DOCUMENT EXCERPT:
One embarrassing moment of my childhood was when I was 6 years old. Omg, this is so embarrassing even talking about it lol. I was in the Dominican Republic on vacation, I was staying with my aunt. We went to Punta Cana with her and her husband’s side of the family. I was with my cousins (from the aunt side, they are my first cousins) they were older than me by like 6 and 10 years. But I still remember us being in the pool, and I had to use the bathroom so bad. Like so bad! Like number 1 but you know the other one as well. But the bathroom was so far away, you had to go all the way upstairs in the resort but I was just too lazy. So I decided maybe it won’t be a big one and no one would notice. There was also a plastic bag right there so I just said okay I’ll the plastic bag to take it out like a dog. I know it sounds gross but before I went to get the bag, my cousin noticed and told my aunt. I was so nervous omgggg, I was like okay this was a bad idea. And yess all of this was going through my head when I was 6. I was so embarrassed it haunts me till this day. Obviously if I was older I would’ve never done that but I was 6, I wasn’t thinking straight lol.
When it comes to writing memoirs, I actually really enjoy them. I mean I’m already a huge fan of writing so getting to write about a memory or biography based on my personal knowledge is great! Getting to write about something fun based on your own personal experiences is so fulfilling and engaging. When it comes to any type of writing class, getting to write about what you personally want to write about and enjoy writing about is the best. Being able to do this really brings out a writers strengths. Cause be honest its never fun writing about something you just don’t enjoy or don’t have any true emotion towards. Writing is the best when you have that true emotion and that feeling in your body that keeps your going.
There were a lot of times in my life where I felt anonymous, one of those times was at the beginning of college. I was dealing with something I was always afraid to deal with. Mental health. I never in my life believed I would deal with something like that. The scariest part was not knowing where it came from. I never understood what anxiety was until I started to experience that issue myself.
All of my friends were already away for college living their best life, most of my family members were starting new jobs. Everyone around me was succeeding accept for me. Which potentially led me to feel anonymous. I wasn’t trying to be anonymous but it was just something that came out of nowhere. Everyone around me was just so visible because of all the great things they were achieving. Me on the other hand, I was dealing with a lot of things mentally that caused me to be anonymous and just not put myself out there. I’ve noticed that people who are either negative or are dealing with something negative usually keep it to themselves but when it comes to someone being positive, the whole world sees that.

GIVEN ENTRIES:
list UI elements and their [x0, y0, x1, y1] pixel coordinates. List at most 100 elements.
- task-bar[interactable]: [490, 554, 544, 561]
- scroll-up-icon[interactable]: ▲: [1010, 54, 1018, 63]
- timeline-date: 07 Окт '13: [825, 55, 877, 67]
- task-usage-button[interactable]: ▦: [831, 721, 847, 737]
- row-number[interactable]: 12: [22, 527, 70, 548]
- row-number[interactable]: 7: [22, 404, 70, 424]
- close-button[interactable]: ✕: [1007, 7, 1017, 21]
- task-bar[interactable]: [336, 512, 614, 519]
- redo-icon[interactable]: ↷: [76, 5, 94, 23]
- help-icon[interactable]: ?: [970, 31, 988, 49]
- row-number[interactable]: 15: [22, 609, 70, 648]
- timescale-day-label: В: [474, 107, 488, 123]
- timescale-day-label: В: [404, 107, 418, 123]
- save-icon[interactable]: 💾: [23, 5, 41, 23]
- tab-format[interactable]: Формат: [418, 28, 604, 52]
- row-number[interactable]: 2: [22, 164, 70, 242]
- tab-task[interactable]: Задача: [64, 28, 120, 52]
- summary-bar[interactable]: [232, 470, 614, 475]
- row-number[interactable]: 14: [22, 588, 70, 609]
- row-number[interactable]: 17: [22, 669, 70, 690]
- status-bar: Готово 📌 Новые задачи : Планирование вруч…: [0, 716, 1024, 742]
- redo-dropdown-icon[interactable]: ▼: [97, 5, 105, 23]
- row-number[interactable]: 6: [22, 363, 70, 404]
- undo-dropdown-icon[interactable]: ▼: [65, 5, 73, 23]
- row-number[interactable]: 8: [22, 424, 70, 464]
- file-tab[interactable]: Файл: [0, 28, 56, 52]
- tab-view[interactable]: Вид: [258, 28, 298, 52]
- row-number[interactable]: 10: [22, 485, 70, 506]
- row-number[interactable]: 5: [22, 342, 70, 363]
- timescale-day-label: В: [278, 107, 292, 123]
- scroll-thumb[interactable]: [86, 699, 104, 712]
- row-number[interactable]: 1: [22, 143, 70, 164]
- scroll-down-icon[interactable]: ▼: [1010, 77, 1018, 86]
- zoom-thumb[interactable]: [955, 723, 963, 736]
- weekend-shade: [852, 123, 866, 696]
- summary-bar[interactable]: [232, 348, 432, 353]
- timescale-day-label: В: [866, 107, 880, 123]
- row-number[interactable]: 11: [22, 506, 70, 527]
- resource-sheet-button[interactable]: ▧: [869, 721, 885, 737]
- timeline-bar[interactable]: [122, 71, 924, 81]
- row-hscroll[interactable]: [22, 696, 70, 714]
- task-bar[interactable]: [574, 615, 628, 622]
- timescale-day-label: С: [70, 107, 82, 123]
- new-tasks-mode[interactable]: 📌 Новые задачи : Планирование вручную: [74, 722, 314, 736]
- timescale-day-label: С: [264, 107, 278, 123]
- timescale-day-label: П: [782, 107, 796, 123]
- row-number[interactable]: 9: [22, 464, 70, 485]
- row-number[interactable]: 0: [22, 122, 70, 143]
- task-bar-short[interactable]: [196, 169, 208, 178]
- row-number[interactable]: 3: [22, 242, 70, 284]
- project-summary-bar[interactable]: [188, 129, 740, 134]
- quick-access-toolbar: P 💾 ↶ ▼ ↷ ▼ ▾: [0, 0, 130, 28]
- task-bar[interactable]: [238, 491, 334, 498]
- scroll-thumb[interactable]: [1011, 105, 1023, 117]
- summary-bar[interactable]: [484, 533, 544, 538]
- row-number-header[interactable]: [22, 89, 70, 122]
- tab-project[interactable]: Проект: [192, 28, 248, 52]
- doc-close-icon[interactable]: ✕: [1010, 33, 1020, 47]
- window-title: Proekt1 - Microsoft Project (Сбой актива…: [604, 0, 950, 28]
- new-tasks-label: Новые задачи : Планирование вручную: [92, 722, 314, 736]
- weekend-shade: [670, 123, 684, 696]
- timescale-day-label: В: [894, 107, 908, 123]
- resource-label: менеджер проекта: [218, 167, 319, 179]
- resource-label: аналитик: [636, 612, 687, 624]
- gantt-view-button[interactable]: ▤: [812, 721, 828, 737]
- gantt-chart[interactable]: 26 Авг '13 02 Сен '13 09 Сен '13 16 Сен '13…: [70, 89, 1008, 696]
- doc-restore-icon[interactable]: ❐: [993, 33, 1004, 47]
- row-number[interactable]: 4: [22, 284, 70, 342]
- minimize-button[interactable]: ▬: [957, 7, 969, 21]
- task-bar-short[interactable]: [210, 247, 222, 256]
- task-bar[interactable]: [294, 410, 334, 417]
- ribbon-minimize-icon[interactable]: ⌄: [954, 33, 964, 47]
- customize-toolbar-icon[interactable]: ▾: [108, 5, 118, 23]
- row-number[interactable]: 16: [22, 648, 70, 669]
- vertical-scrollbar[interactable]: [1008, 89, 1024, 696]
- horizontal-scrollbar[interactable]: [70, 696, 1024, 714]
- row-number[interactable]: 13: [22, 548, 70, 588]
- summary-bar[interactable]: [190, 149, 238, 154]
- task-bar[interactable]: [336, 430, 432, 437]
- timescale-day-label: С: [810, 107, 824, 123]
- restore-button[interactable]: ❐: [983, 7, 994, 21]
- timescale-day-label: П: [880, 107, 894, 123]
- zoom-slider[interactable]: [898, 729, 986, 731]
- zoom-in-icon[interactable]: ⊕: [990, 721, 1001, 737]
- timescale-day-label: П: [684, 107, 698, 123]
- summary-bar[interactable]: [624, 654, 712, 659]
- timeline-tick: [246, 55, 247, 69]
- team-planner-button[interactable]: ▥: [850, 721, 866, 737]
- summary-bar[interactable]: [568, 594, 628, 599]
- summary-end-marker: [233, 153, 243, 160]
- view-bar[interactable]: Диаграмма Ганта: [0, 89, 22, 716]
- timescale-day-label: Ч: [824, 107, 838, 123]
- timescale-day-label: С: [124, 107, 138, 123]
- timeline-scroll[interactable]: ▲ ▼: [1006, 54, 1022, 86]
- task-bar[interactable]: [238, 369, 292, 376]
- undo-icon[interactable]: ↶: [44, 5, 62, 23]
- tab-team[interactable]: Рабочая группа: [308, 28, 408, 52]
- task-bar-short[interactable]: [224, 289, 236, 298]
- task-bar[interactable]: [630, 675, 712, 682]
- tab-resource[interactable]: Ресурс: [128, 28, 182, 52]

WHAT IS REQUIRED: Repeat the personal essay word for word from "There were a" up to and including "that issue myself.".

TASK RESPONSE:
There were a lot of times in my life where I felt anonymous, one of those times was at the beginning of college. I was dealing with something I was always afraid to deal with. Mental health. I never in my life believed I would deal with something like that. The scariest part was not knowing where it came from. I never understood what anxiety was until I started to experience that issue myself.